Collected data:
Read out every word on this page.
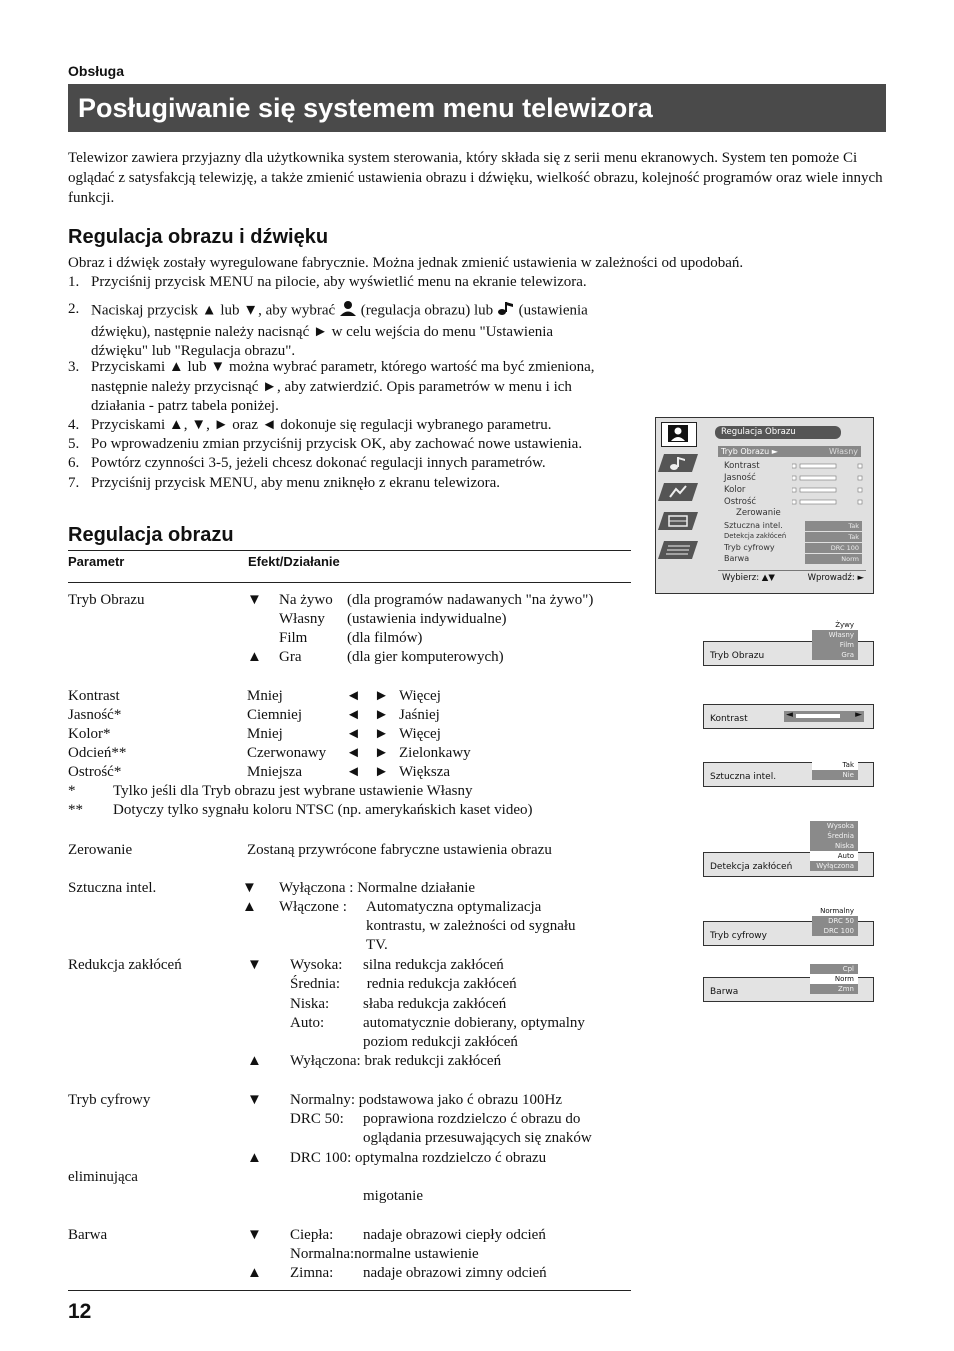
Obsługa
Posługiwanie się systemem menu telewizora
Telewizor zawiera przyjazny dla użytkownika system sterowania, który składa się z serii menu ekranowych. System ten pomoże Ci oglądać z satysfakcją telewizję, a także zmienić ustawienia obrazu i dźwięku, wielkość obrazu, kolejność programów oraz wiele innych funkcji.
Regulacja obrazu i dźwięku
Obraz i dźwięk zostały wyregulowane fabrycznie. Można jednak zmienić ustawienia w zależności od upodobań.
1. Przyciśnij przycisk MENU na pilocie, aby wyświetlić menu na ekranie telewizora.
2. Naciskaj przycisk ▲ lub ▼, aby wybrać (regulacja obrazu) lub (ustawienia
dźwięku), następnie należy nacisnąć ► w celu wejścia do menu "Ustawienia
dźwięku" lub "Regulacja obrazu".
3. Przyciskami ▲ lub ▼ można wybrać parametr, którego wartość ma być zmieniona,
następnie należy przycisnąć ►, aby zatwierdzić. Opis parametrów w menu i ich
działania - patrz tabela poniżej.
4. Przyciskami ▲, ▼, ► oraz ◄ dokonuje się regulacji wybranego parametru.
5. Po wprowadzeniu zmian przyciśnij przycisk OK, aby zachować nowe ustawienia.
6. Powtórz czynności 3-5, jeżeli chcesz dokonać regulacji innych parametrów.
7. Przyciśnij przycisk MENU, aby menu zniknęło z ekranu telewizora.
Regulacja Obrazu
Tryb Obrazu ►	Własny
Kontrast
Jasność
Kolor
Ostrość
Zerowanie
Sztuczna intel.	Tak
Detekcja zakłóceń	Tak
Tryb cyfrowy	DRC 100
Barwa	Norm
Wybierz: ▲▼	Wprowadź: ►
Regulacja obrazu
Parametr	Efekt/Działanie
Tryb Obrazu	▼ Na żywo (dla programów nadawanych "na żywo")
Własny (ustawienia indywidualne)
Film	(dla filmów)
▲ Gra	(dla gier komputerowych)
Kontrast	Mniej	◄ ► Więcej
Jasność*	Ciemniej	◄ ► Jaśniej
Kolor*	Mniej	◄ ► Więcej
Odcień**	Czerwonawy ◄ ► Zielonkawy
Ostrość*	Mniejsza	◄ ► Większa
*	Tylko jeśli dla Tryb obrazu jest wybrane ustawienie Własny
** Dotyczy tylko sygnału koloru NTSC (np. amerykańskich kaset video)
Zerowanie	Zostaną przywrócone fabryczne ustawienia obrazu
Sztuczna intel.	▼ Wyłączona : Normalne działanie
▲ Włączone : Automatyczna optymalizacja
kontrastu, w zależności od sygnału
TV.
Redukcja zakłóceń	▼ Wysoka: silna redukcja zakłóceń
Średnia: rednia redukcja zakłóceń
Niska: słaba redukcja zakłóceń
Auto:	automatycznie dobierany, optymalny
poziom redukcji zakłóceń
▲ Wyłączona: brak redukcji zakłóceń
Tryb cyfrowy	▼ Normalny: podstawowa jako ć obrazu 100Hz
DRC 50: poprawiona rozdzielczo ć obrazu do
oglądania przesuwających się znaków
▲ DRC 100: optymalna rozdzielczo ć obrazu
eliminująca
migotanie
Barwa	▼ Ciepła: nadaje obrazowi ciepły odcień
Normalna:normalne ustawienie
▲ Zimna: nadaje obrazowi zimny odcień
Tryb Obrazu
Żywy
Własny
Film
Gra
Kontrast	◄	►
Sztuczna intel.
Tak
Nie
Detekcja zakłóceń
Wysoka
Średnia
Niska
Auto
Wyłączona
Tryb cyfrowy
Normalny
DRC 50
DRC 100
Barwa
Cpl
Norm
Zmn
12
--
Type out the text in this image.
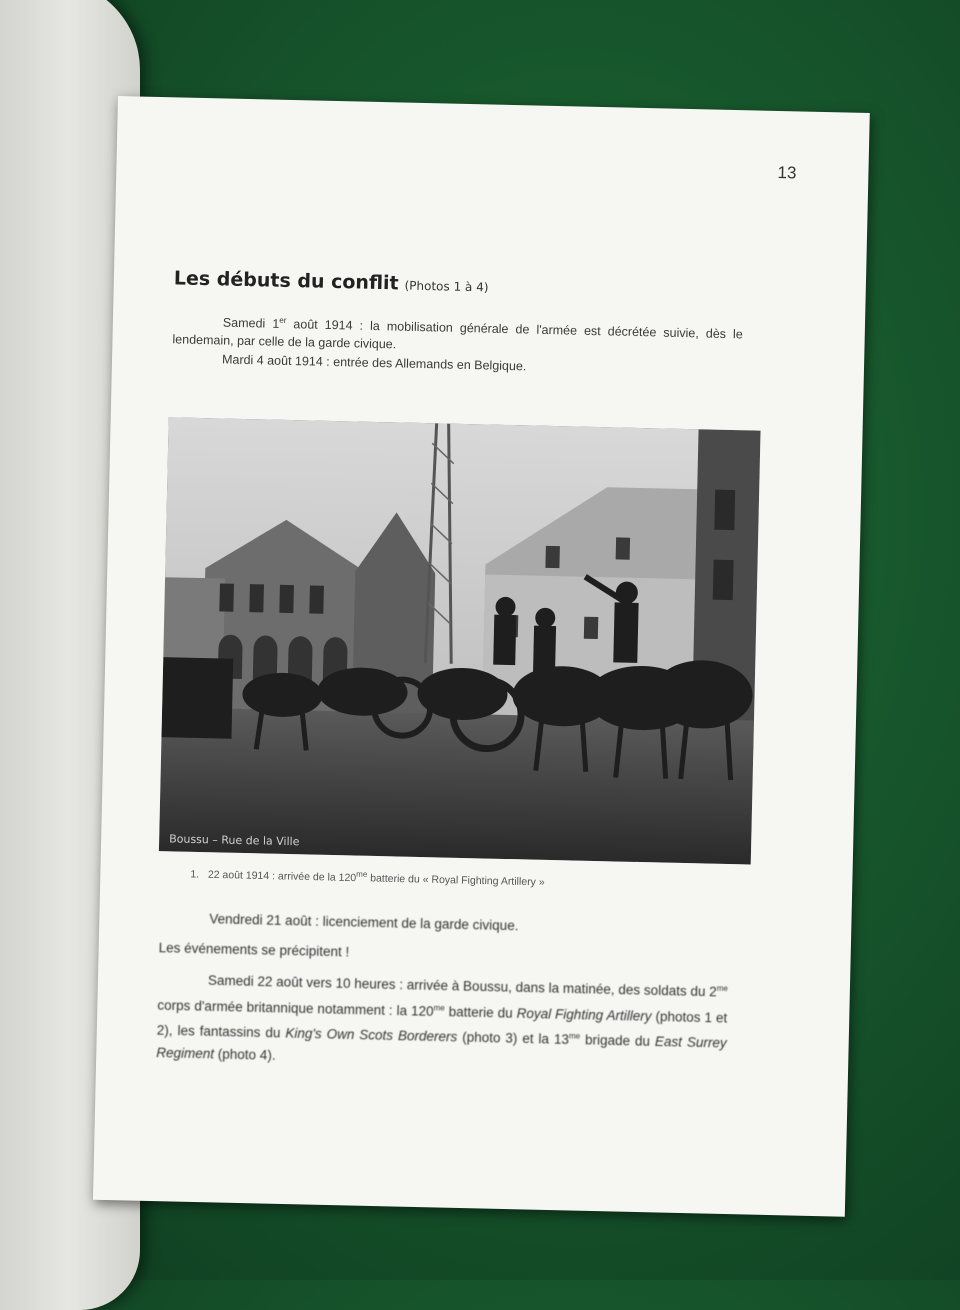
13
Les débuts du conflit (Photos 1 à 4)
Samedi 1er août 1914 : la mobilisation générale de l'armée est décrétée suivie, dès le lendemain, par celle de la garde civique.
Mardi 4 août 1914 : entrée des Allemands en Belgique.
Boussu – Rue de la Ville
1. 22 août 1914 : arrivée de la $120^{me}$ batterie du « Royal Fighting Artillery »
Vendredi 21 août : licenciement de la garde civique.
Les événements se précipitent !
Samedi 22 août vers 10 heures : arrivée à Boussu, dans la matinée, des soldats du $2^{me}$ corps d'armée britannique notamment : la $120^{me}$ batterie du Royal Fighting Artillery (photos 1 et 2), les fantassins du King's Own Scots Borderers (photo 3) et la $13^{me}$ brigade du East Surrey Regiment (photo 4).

— TASK DIRECTIONS —
Where a line holds "wybrać", copy it out.

— FULL ANSWER —
2. Naciskaj przycisk ▲ lub ▼, aby wybrać (regulacja obrazu) lub (ustawienia
3. Przyciskami ▲ lub ▼ można wybrać parametr, którego wartość ma być zmieniona,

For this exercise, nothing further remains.